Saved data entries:
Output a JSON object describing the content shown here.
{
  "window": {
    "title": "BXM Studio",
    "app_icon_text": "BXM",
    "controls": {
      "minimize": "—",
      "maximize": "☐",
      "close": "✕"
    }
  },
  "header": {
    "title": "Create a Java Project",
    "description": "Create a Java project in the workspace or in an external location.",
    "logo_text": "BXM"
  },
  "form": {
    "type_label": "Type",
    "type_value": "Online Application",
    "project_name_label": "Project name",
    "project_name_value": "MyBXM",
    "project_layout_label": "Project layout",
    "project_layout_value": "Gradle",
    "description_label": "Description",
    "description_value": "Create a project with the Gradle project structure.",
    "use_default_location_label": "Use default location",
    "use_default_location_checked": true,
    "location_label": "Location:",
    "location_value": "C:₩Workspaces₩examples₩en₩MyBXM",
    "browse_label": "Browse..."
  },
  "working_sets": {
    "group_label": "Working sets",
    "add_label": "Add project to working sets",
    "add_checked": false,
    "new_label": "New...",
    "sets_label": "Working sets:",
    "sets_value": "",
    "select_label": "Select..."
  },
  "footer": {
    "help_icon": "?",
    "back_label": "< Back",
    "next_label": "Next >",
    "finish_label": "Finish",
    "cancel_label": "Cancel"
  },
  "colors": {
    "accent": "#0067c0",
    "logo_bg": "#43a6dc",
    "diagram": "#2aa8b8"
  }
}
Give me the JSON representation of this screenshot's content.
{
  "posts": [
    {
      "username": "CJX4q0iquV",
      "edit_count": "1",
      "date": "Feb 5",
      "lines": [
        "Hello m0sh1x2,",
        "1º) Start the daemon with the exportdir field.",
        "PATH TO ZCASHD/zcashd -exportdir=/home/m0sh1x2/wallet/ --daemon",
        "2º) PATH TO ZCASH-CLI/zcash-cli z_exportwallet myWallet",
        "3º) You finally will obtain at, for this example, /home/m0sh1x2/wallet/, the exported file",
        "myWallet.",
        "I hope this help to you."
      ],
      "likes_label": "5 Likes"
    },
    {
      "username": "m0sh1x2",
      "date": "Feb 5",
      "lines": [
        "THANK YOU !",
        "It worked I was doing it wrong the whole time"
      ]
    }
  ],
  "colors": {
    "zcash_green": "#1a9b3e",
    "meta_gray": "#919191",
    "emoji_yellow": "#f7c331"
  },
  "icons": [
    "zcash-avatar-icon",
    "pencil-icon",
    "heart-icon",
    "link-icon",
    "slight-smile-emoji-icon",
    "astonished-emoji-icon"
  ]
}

=== TASK DIRECTIONS ===
From the listing above, copy out each line where the word "MyBXM" appears.

=== ANSWER TO THIS TASK ===
    "project_name_value": "MyBXM",
    "location_value": "C:₩Workspaces₩examples₩en₩MyBXM",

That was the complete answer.